─── Source passage
While initially not interest in television back in the 1930s, Walt Disney changed his mind seeing television at least as a promotional tool. Most studios were generating revenue by selling off their permanent television rights to their films made before 1948, while Disney held on to the company's film rights. Thus Walt Disney Productions was the first of the film industry, which saw television as an adversary, to enter the television production field. Walt Disney Productions did an hour-long special on Christmas Day 1950 for NBC then in 1951 for CBS. The specials used Disney film clips, short films and promoted the upcoming Alice in Wonderland theatrical film. Both specials had excellent ratings. The networks pursued Disney to do a full series for them. Disney used this interest in a series to request funding for Disneyland, which the newly merged American Broadcasting-Paramount Theatres did for its American Broadcasting Company (ABC) with the airing of the Disneyland anthology series. The "Operation Undersea" episode of the series garnered Disney its first Emmy Award. The series quickly became ABC's first series to hit the top 20 in ratings.
Disney's entry into television impacted the television industry as the Disney anthology show marked a move from live to filmed delivery of television shows. Filming made it possible for higher production value. Also, a couple of the major film studios copied the show's format with MGM Parade and Warner Bros. Presents. Both shows did not last.
──────
─── Records shown
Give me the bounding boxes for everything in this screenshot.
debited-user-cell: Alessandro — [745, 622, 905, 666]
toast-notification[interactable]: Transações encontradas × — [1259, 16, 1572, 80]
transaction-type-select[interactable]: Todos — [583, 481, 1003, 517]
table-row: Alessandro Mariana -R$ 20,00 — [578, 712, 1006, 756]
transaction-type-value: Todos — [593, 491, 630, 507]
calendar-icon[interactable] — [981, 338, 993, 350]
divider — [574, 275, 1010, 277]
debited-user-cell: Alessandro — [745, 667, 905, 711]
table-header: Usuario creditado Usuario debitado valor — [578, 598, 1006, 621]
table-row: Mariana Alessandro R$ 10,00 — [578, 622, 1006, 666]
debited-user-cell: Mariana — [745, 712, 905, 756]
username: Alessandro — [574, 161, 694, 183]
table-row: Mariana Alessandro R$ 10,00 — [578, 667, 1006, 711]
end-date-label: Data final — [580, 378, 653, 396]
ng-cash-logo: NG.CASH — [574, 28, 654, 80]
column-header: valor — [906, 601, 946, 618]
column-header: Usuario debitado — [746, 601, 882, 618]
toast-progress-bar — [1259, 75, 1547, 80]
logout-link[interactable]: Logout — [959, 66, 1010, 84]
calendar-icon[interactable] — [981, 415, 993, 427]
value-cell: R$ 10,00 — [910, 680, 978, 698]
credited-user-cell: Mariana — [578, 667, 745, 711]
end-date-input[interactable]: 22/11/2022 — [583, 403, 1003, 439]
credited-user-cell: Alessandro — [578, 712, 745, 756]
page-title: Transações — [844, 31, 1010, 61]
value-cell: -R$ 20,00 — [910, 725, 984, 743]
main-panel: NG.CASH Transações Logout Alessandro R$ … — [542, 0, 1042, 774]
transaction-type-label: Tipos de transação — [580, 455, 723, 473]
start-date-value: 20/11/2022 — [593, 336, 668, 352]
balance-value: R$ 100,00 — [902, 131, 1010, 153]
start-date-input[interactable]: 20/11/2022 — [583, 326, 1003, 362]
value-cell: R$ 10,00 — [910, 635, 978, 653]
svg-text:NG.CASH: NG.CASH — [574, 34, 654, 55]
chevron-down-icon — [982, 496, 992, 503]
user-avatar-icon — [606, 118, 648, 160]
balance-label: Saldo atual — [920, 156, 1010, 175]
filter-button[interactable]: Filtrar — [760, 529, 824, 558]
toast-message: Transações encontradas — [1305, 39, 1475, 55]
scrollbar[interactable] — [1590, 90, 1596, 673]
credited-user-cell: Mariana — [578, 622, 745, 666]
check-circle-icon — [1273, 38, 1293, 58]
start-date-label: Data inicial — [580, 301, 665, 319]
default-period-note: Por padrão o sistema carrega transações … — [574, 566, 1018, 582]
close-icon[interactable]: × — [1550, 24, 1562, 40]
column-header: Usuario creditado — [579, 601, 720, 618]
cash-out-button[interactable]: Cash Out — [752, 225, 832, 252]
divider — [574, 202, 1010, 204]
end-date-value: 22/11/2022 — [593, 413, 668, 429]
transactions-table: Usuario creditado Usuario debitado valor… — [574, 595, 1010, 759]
──────
Can you transcribe the passage above on Disney's move into television word for word, from start to finish?

While initially not interest in television back in the 1930s, Walt Disney changed his mind seeing television at least as a promotional tool. Most studios were generating revenue by selling off their permanent television rights to their films made before 1948, while Disney held on to the company's film rights. Thus Walt Disney Productions was the first of the film industry, which saw television as an adversary, to enter the television production field. Walt Disney Productions did an hour-long special on Christmas Day 1950 for NBC then in 1951 for CBS. The specials used Disney film clips, short films and promoted the upcoming Alice in Wonderland theatrical film. Both specials had excellent ratings. The networks pursued Disney to do a full series for them. Disney used this interest in a series to request funding for Disneyland, which the newly merged American Broadcasting-Paramount Theatres did for its American Broadcasting Company (ABC) with the airing of the Disneyland anthology series. The "Operation Undersea" episode of the series garnered Disney its first Emmy Award. The series quickly became ABC's first series to hit the top 20 in ratings.
Disney's entry into television impacted the television industry as the Disney anthology show marked a move from live to filmed delivery of television shows. Filming made it possible for higher production value. Also, a couple of the major film studios copied the show's format with MGM Parade and Warner Bros. Presents. Both shows did not last.